**Material to process**
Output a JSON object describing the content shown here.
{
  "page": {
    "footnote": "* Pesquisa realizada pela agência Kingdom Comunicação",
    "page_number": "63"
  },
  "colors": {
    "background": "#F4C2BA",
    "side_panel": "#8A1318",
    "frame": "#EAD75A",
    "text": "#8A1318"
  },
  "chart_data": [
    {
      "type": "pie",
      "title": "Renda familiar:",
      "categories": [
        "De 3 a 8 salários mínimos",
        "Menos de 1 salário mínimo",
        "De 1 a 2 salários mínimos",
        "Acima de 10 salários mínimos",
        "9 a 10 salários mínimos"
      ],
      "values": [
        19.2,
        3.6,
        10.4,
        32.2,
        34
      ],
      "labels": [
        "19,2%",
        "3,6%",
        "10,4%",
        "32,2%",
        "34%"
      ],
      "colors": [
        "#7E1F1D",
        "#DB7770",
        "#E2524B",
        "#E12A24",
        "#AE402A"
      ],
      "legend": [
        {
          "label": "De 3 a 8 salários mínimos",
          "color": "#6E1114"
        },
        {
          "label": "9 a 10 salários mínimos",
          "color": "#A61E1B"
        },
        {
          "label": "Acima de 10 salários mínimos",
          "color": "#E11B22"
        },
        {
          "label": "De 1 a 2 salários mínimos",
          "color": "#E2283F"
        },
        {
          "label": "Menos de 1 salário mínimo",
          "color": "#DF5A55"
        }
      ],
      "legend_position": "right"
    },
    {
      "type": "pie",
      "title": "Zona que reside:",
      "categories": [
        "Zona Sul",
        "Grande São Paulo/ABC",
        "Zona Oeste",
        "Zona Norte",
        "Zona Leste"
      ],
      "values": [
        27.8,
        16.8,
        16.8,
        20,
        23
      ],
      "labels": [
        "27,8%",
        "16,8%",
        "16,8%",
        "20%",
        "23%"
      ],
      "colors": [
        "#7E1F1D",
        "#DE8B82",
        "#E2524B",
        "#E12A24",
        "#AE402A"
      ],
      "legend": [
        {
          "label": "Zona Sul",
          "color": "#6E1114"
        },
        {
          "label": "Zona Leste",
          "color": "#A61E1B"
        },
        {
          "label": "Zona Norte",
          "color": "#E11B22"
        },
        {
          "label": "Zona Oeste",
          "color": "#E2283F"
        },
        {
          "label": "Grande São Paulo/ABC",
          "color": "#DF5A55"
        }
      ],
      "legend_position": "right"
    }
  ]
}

**Stated task**
Copy each line of the listing that contains the string "Acima".

**Reply to the exercise**
        "Acima de 10 salários mínimos",
          "label": "Acima de 10 salários mínimos",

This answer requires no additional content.